In the entries that follow, how many lines contain the word "欧洲碳排放拍卖价格快速上涨"? Answer with the number only.
-- start Exercise material --
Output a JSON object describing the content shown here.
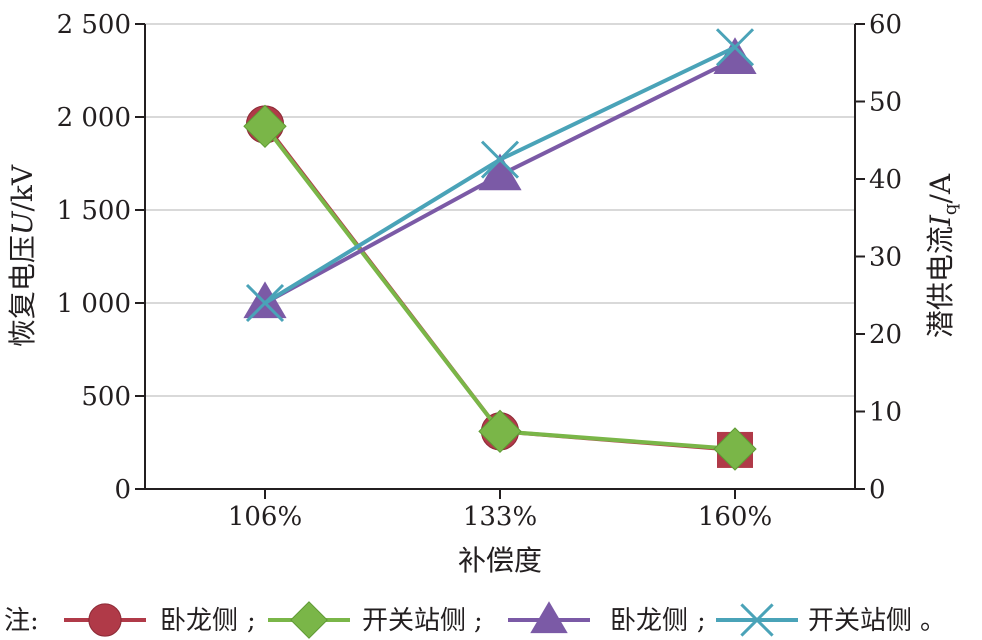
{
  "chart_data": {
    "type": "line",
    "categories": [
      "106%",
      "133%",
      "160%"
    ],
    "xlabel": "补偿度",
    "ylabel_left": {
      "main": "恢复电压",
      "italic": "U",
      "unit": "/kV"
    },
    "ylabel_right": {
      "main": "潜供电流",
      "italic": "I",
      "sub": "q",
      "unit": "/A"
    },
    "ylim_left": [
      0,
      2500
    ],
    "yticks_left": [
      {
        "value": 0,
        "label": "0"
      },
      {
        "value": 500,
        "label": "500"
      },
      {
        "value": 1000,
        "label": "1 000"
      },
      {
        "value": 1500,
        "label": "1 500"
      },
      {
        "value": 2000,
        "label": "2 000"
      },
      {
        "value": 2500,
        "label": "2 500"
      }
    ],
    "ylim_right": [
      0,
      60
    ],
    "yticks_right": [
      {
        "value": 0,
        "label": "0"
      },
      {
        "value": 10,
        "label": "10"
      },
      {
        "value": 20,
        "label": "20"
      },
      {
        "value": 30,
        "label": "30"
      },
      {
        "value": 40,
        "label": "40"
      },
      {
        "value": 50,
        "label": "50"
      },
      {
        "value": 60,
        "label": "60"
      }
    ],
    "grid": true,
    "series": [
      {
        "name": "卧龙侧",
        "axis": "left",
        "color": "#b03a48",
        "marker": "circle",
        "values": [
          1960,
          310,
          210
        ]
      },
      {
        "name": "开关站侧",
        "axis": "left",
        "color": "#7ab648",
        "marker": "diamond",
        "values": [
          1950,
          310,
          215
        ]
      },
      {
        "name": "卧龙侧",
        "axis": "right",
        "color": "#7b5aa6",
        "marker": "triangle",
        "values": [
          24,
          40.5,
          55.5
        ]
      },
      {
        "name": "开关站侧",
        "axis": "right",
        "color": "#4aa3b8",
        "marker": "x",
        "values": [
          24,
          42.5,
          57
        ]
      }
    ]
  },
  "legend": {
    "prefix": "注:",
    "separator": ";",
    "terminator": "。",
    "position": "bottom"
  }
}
-- end Exercise material --
-- start Exercise material --
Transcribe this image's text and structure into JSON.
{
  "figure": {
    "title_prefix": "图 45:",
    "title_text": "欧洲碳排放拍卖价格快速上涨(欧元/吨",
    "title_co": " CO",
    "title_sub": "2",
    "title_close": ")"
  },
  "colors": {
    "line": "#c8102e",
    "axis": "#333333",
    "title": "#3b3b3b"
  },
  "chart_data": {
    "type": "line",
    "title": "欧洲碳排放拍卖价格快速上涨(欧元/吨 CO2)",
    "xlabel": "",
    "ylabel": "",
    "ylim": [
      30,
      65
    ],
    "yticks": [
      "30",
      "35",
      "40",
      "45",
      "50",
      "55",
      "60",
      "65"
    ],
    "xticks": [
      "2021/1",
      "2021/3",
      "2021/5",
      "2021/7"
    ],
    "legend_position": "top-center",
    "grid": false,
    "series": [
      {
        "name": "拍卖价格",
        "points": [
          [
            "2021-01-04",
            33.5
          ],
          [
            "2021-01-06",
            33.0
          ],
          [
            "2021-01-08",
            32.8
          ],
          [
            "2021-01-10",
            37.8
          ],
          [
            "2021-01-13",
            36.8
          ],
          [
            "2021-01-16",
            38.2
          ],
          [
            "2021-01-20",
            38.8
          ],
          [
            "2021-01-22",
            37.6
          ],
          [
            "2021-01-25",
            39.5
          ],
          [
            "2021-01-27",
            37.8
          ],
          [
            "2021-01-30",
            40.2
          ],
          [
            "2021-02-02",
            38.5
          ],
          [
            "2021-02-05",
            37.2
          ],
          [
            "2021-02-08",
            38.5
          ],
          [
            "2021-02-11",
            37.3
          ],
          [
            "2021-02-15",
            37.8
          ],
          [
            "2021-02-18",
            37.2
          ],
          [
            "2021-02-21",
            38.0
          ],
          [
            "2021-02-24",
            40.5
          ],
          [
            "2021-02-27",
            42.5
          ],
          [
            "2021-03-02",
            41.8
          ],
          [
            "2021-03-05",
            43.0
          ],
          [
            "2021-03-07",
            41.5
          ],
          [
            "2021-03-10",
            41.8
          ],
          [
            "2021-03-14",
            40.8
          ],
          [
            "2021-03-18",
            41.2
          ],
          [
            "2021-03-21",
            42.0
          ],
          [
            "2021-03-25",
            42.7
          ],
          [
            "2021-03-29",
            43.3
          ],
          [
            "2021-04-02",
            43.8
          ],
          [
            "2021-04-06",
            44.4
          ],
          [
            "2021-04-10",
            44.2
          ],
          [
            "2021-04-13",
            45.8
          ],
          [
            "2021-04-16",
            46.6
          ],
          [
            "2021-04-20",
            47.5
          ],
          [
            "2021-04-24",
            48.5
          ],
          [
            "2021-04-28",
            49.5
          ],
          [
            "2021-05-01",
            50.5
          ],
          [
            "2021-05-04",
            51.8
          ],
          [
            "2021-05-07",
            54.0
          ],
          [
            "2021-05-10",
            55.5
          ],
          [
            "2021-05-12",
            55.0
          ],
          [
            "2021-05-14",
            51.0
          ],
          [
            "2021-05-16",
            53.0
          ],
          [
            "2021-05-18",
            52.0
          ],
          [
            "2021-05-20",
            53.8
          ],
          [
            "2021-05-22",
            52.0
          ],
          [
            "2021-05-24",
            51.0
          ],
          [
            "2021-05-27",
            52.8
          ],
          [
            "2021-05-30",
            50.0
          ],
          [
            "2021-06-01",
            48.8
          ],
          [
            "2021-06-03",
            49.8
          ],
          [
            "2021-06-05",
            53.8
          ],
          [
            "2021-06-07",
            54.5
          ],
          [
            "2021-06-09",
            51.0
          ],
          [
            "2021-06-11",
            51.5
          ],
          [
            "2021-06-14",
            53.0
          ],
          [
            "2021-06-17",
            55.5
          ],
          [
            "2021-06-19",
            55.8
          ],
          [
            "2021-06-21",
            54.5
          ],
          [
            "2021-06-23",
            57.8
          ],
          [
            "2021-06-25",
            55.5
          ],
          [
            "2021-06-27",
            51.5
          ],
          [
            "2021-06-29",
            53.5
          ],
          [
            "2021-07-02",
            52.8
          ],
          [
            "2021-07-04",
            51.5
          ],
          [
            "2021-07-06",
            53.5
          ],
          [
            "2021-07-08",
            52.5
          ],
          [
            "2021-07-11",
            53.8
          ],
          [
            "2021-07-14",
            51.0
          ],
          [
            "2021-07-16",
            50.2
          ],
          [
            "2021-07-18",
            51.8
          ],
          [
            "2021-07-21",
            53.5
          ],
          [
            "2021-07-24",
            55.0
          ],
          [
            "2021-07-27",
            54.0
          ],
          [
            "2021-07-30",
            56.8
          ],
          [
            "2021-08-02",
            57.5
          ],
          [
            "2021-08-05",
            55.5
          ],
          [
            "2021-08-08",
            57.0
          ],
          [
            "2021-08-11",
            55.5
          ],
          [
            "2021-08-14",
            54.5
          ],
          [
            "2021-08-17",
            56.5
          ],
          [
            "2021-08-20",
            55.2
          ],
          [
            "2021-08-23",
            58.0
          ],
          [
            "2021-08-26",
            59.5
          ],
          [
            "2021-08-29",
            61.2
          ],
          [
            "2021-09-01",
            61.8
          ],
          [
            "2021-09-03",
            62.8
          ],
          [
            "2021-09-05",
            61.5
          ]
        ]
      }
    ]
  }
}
-- end Exercise material --
▶ [Result]:
2